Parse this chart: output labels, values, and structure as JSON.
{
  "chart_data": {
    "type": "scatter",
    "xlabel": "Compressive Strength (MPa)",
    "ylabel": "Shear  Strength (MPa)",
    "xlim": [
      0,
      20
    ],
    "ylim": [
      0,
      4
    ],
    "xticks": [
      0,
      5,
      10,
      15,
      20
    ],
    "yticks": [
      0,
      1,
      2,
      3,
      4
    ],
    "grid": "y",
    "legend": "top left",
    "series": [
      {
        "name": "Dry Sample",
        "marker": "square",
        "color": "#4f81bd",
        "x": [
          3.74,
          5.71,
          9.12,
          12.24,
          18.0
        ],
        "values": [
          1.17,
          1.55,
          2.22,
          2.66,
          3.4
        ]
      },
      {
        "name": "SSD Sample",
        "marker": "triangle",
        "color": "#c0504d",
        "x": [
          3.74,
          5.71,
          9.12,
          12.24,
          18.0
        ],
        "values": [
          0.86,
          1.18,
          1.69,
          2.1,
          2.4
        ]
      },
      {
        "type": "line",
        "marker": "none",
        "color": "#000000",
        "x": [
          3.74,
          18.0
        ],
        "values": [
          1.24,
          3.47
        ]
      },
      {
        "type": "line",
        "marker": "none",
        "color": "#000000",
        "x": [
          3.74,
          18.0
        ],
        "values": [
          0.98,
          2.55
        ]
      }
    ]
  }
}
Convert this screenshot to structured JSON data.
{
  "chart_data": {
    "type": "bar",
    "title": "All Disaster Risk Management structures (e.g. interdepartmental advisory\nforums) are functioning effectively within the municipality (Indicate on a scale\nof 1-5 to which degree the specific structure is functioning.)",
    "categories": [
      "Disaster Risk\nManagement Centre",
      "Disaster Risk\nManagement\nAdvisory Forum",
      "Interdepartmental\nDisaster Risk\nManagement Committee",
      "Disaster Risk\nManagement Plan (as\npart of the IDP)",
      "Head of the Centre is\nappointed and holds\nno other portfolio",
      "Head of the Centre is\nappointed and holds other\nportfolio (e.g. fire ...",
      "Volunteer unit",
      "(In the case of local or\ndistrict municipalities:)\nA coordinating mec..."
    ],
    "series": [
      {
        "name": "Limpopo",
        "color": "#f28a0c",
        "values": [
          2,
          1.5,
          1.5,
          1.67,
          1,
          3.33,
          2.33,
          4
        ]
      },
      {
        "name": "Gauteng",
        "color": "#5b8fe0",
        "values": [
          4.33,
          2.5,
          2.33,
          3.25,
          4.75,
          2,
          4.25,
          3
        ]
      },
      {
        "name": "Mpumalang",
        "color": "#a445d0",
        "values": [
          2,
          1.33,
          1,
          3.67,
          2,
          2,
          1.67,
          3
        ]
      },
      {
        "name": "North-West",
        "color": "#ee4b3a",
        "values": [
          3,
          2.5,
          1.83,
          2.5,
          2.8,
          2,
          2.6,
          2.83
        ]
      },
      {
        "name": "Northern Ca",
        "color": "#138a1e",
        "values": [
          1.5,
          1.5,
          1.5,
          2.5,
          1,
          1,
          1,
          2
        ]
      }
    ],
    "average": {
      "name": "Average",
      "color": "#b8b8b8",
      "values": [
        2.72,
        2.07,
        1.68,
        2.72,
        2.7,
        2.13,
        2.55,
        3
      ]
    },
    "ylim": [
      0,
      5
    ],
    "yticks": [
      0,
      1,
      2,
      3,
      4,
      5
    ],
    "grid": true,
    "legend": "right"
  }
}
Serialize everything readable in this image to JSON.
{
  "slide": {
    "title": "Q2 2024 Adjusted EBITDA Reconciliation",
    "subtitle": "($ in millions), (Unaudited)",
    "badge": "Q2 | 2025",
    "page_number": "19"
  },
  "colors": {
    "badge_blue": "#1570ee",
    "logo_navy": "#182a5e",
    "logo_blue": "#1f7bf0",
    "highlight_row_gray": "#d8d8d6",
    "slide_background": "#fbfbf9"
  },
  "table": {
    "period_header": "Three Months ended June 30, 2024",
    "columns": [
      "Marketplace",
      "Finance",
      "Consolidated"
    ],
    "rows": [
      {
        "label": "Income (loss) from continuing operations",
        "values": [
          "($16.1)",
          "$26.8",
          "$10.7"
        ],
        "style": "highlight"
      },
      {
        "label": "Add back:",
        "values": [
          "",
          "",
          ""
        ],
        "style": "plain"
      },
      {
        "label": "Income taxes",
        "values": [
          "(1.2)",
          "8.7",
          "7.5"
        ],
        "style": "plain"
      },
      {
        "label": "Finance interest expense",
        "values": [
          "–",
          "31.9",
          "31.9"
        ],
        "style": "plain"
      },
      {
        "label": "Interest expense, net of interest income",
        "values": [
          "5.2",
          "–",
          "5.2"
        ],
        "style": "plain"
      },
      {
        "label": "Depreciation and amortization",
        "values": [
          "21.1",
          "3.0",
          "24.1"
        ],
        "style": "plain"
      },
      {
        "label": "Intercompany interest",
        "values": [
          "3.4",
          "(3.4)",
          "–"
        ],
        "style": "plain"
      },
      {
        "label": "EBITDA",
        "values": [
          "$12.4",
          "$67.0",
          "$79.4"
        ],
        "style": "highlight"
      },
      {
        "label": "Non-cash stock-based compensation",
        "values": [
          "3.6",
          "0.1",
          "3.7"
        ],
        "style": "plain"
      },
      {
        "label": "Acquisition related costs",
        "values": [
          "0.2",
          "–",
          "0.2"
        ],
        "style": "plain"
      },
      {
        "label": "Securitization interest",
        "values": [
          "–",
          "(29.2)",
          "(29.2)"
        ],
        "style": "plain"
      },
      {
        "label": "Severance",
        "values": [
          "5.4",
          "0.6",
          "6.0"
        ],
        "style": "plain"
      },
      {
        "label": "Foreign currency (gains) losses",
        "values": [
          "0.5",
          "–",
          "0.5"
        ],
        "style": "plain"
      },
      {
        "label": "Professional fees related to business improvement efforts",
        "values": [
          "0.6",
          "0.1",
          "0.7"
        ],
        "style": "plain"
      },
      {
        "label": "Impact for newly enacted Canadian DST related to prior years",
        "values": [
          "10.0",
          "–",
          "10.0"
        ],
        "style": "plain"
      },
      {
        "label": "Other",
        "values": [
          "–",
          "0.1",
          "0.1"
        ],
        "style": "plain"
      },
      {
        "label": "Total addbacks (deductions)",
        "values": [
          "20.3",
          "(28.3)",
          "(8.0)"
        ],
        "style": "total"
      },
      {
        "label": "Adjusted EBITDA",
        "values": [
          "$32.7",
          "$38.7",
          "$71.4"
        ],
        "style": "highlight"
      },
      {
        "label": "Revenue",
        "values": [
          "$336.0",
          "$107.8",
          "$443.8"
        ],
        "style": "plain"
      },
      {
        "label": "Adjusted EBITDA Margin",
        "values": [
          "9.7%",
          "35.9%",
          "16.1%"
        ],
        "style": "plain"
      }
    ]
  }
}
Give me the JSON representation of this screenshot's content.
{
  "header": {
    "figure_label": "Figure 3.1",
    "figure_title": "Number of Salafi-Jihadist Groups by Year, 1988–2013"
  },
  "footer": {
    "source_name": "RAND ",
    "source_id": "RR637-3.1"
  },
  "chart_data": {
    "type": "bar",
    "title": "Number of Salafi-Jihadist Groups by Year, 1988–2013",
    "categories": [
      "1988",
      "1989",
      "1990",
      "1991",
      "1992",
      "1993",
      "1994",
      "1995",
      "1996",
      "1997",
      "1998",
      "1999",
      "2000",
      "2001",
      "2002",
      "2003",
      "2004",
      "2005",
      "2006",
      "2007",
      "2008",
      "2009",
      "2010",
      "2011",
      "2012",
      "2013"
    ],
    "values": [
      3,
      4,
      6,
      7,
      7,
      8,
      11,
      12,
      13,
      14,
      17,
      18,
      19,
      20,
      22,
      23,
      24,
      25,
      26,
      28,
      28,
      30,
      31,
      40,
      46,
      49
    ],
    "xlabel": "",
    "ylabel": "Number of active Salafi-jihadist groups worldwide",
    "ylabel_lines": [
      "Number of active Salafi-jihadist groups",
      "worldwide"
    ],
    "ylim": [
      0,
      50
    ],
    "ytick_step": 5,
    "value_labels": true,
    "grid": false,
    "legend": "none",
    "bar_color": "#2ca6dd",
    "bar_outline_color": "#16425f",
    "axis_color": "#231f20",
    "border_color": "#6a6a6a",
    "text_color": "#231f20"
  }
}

________

Search the records for the string "worldwide" and return every line in which it occurs.

## Worked answer
    "ylabel": "Number of active Salafi-jihadist groups worldwide",
      "worldwide"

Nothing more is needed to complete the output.